======== Records supplied ========
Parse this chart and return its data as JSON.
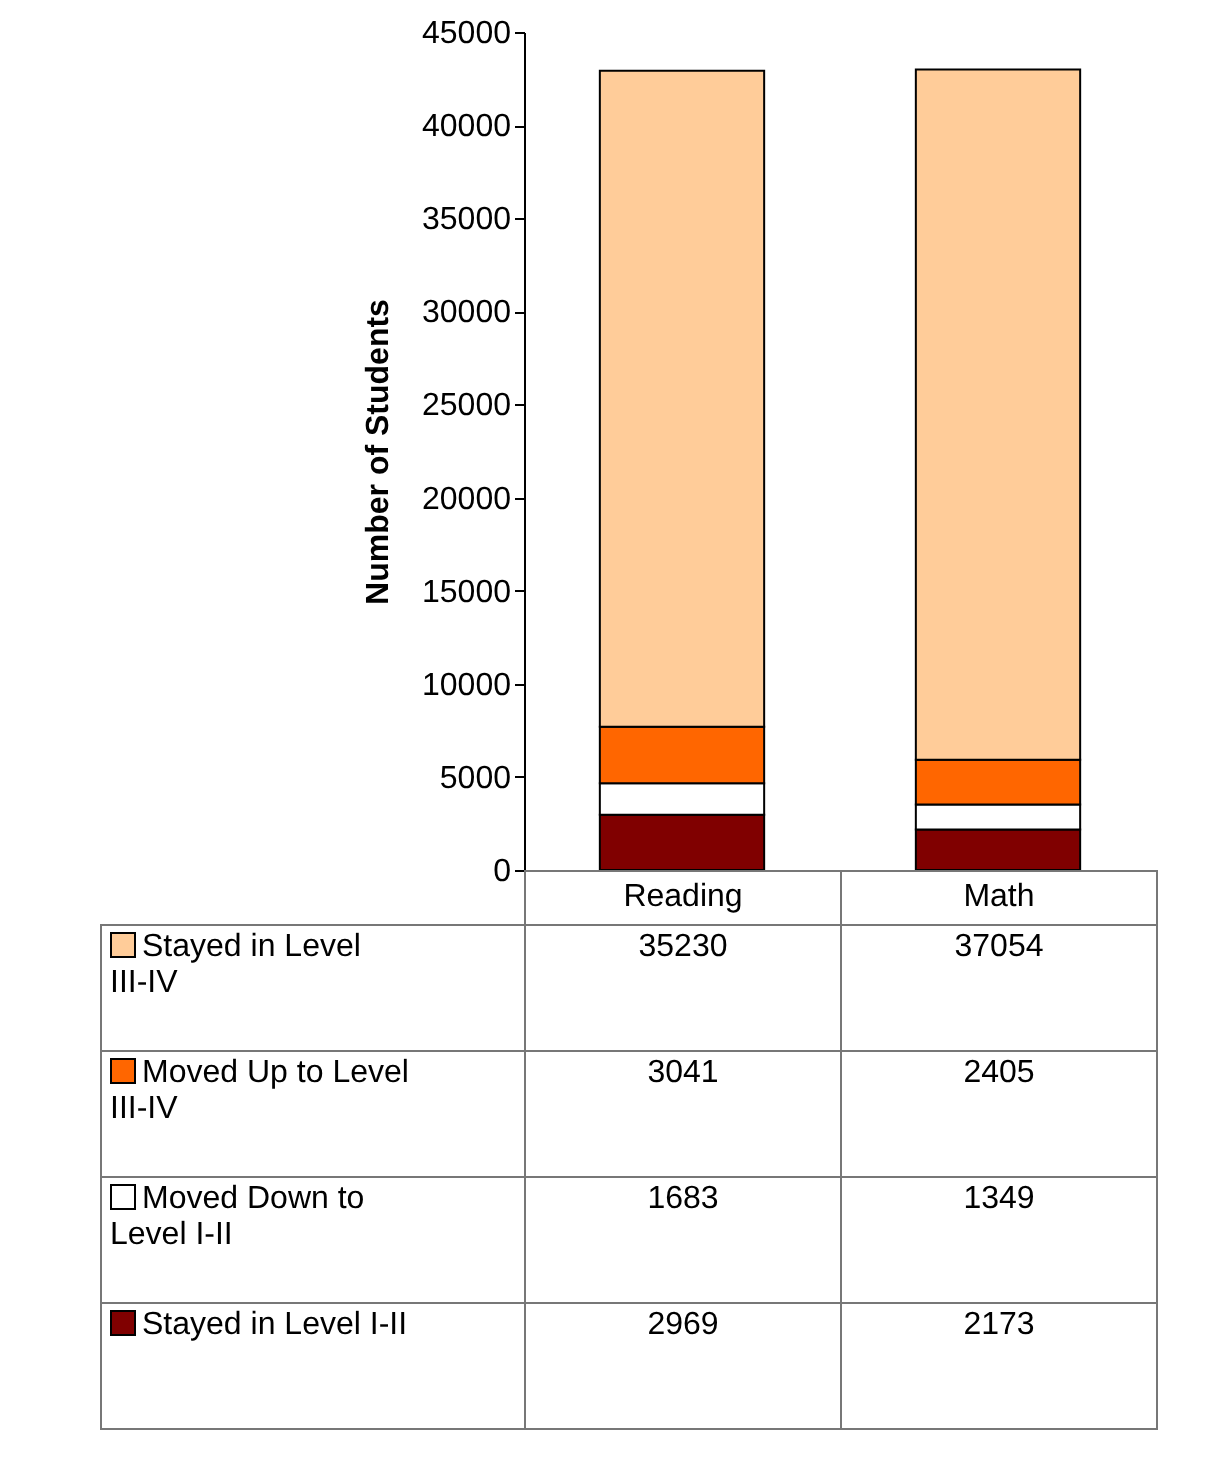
{
  "chart_data": {
    "type": "bar",
    "stacked": true,
    "ylabel": "Number of Students",
    "categories": [
      "Reading",
      "Math"
    ],
    "series": [
      {
        "name": "Stayed in Level I-II",
        "color": "#800000",
        "values": [
          2969,
          2173
        ]
      },
      {
        "name": "Moved Down to Level I-II",
        "color": "#ffffff",
        "values": [
          1683,
          1349
        ]
      },
      {
        "name": "Moved Up to Level III-IV",
        "color": "#ff6600",
        "values": [
          3041,
          2405
        ]
      },
      {
        "name": "Stayed in Level III-IV",
        "color": "#ffcc99",
        "values": [
          35230,
          37054
        ]
      }
    ],
    "ylim": [
      0,
      45000
    ],
    "yticks": [
      0,
      5000,
      10000,
      15000,
      20000,
      25000,
      30000,
      35000,
      40000,
      45000
    ],
    "grid": false,
    "legend": "bottom",
    "data_labels": true
  }
}
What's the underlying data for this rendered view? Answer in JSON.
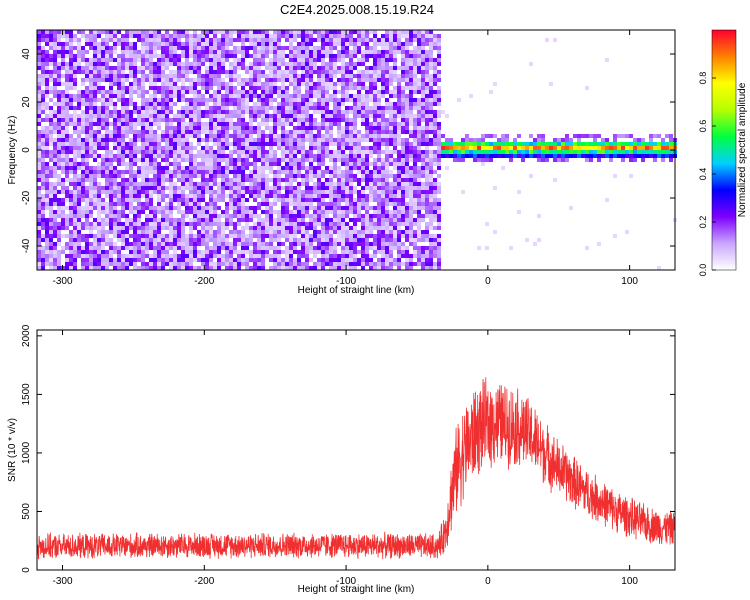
{
  "title": "C2E4.2025.008.15.19.R24",
  "chart_data": [
    {
      "type": "heatmap",
      "title": "",
      "xlabel": "Height of straight line (km)",
      "ylabel": "Frequency (Hz)",
      "xlim": [
        -318,
        132
      ],
      "ylim": [
        -50,
        50
      ],
      "x_ticks": [
        -300,
        -200,
        -100,
        0,
        100
      ],
      "y_ticks": [
        -40,
        -20,
        0,
        20,
        40
      ],
      "noise_region": {
        "x_from": -318,
        "x_to": -32,
        "freq_range": [
          -50,
          50
        ],
        "amplitude_approx": 0.1
      },
      "signal_region": {
        "x_from": -32,
        "x_to": 132,
        "center_freq": 0.5,
        "bandwidth": 3,
        "peak_amplitude": 0.95
      },
      "colorbar": {
        "label": "Normalized spectral amplitude",
        "range": [
          0,
          1
        ],
        "ticks": [
          0.0,
          0.2,
          0.4,
          0.6,
          0.8
        ],
        "colors": [
          "#ffffff",
          "#c9a6ff",
          "#7d00ff",
          "#0000ff",
          "#00d0ff",
          "#00ff40",
          "#b6ff00",
          "#ffff00",
          "#ff8000",
          "#ff0030"
        ]
      }
    },
    {
      "type": "line",
      "title": "",
      "xlabel": "Height of straight line (km)",
      "ylabel": "SNR (10 * v/v)",
      "xlim": [
        -318,
        132
      ],
      "ylim": [
        0,
        2050
      ],
      "x_ticks": [
        -300,
        -200,
        -100,
        0,
        100
      ],
      "y_ticks": [
        0,
        500,
        1000,
        1500,
        2000
      ],
      "series_color": "#f03030",
      "x": [
        -318,
        -250,
        -200,
        -150,
        -100,
        -50,
        -35,
        -30,
        -25,
        -20,
        -15,
        -10,
        -5,
        0,
        5,
        10,
        15,
        20,
        30,
        40,
        50,
        60,
        70,
        80,
        90,
        100,
        110,
        120,
        132
      ],
      "y": [
        200,
        205,
        210,
        210,
        210,
        205,
        200,
        320,
        700,
        950,
        1050,
        1150,
        1220,
        1250,
        1260,
        1250,
        1240,
        1230,
        1150,
        1000,
        870,
        760,
        660,
        580,
        510,
        450,
        400,
        370,
        350
      ],
      "noise_amplitude": [
        120,
        120,
        120,
        120,
        120,
        120,
        120,
        200,
        380,
        450,
        450,
        450,
        430,
        420,
        420,
        400,
        390,
        380,
        340,
        300,
        270,
        250,
        230,
        210,
        200,
        190,
        180,
        170,
        160
      ]
    }
  ]
}
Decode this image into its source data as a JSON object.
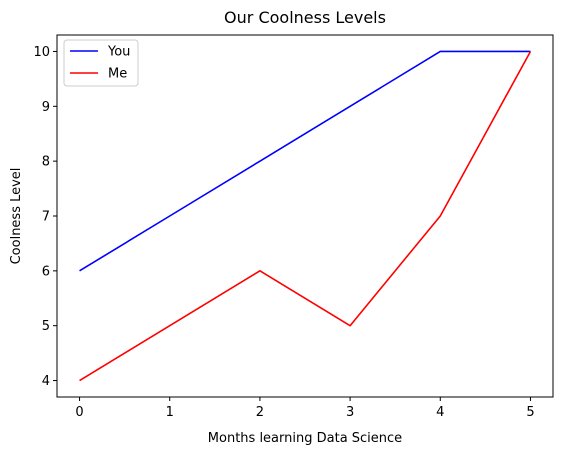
{
  "chart_data": {
    "type": "line",
    "title": "Our Coolness Levels",
    "xlabel": "Months learning Data Science",
    "ylabel": "Coolness Level",
    "x": [
      0,
      1,
      2,
      3,
      4,
      5
    ],
    "xticks": [
      "0",
      "1",
      "2",
      "3",
      "4",
      "5"
    ],
    "yticks": [
      "4",
      "5",
      "6",
      "7",
      "8",
      "9",
      "10"
    ],
    "xlim": [
      -0.25,
      5.25
    ],
    "ylim": [
      3.7,
      10.3
    ],
    "grid": false,
    "legend_position": "upper-left",
    "series": [
      {
        "name": "You",
        "color": "#0000ff",
        "values": [
          6,
          7,
          8,
          9,
          10,
          10
        ]
      },
      {
        "name": "Me",
        "color": "#ff0000",
        "values": [
          4,
          5,
          6,
          5,
          7,
          10
        ]
      }
    ]
  }
}
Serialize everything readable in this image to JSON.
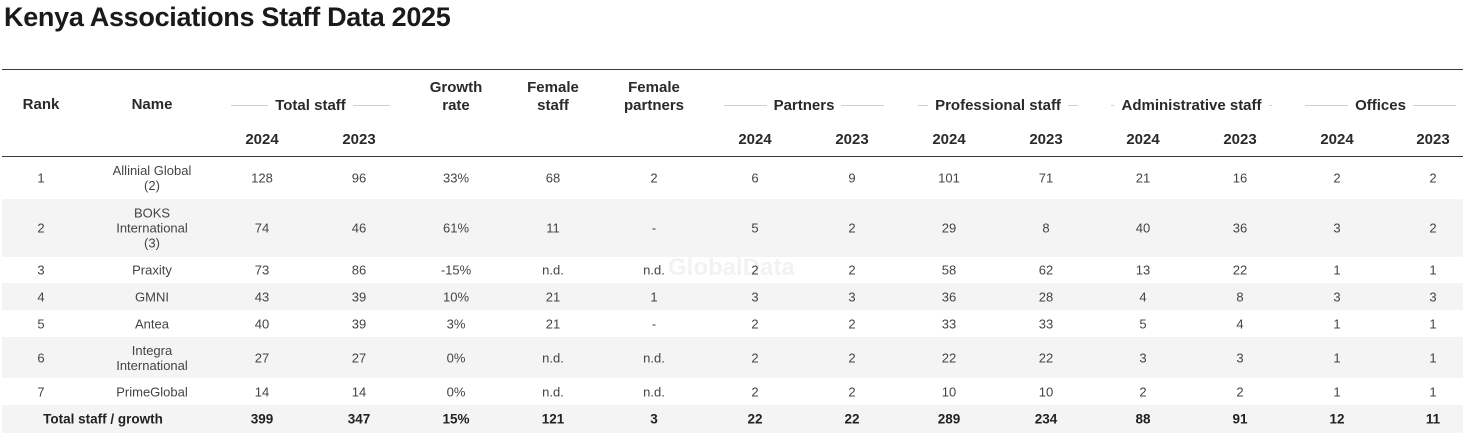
{
  "title": "Kenya Associations Staff Data 2025",
  "watermark": "GlobalData",
  "header": {
    "rank": "Rank",
    "name": "Name",
    "growth_rate": "Growth\nrate",
    "female_staff": "Female\nstaff",
    "female_partners": "Female\npartners",
    "groups": {
      "total_staff": "Total staff",
      "partners": "Partners",
      "professional_staff": "Professional staff",
      "administrative_staff": "Administrative staff",
      "offices": "Offices"
    },
    "year_a": "2024",
    "year_b": "2023"
  },
  "rows": [
    {
      "rank": "1",
      "name": "Allinial Global\n(2)",
      "total_2024": "128",
      "total_2023": "96",
      "growth": "33%",
      "female_staff": "68",
      "female_partners": "2",
      "partners_2024": "6",
      "partners_2023": "9",
      "prof_2024": "101",
      "prof_2023": "71",
      "admin_2024": "21",
      "admin_2023": "16",
      "offices_2024": "2",
      "offices_2023": "2"
    },
    {
      "rank": "2",
      "name": "BOKS\nInternational\n(3)",
      "total_2024": "74",
      "total_2023": "46",
      "growth": "61%",
      "female_staff": "11",
      "female_partners": "-",
      "partners_2024": "5",
      "partners_2023": "2",
      "prof_2024": "29",
      "prof_2023": "8",
      "admin_2024": "40",
      "admin_2023": "36",
      "offices_2024": "3",
      "offices_2023": "2"
    },
    {
      "rank": "3",
      "name": "Praxity",
      "total_2024": "73",
      "total_2023": "86",
      "growth": "-15%",
      "female_staff": "n.d.",
      "female_partners": "n.d.",
      "partners_2024": "2",
      "partners_2023": "2",
      "prof_2024": "58",
      "prof_2023": "62",
      "admin_2024": "13",
      "admin_2023": "22",
      "offices_2024": "1",
      "offices_2023": "1"
    },
    {
      "rank": "4",
      "name": "GMNI",
      "total_2024": "43",
      "total_2023": "39",
      "growth": "10%",
      "female_staff": "21",
      "female_partners": "1",
      "partners_2024": "3",
      "partners_2023": "3",
      "prof_2024": "36",
      "prof_2023": "28",
      "admin_2024": "4",
      "admin_2023": "8",
      "offices_2024": "3",
      "offices_2023": "3"
    },
    {
      "rank": "5",
      "name": "Antea",
      "total_2024": "40",
      "total_2023": "39",
      "growth": "3%",
      "female_staff": "21",
      "female_partners": "-",
      "partners_2024": "2",
      "partners_2023": "2",
      "prof_2024": "33",
      "prof_2023": "33",
      "admin_2024": "5",
      "admin_2023": "4",
      "offices_2024": "1",
      "offices_2023": "1"
    },
    {
      "rank": "6",
      "name": "Integra\nInternational",
      "total_2024": "27",
      "total_2023": "27",
      "growth": "0%",
      "female_staff": "n.d.",
      "female_partners": "n.d.",
      "partners_2024": "2",
      "partners_2023": "2",
      "prof_2024": "22",
      "prof_2023": "22",
      "admin_2024": "3",
      "admin_2023": "3",
      "offices_2024": "1",
      "offices_2023": "1"
    },
    {
      "rank": "7",
      "name": "PrimeGlobal",
      "total_2024": "14",
      "total_2023": "14",
      "growth": "0%",
      "female_staff": "n.d.",
      "female_partners": "n.d.",
      "partners_2024": "2",
      "partners_2023": "2",
      "prof_2024": "10",
      "prof_2023": "10",
      "admin_2024": "2",
      "admin_2023": "2",
      "offices_2024": "1",
      "offices_2023": "1"
    }
  ],
  "total": {
    "label": "Total staff / growth",
    "total_2024": "399",
    "total_2023": "347",
    "growth": "15%",
    "female_staff": "121",
    "female_partners": "3",
    "partners_2024": "22",
    "partners_2023": "22",
    "prof_2024": "289",
    "prof_2023": "234",
    "admin_2024": "88",
    "admin_2023": "91",
    "offices_2024": "12",
    "offices_2023": "11"
  }
}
========
**To be done:** Pull out every line in the material above where "image" occurs.

**Output for this exercise:**
Decode this image into its source data as a JSON object.
Serialize everything readable in this image to JSON.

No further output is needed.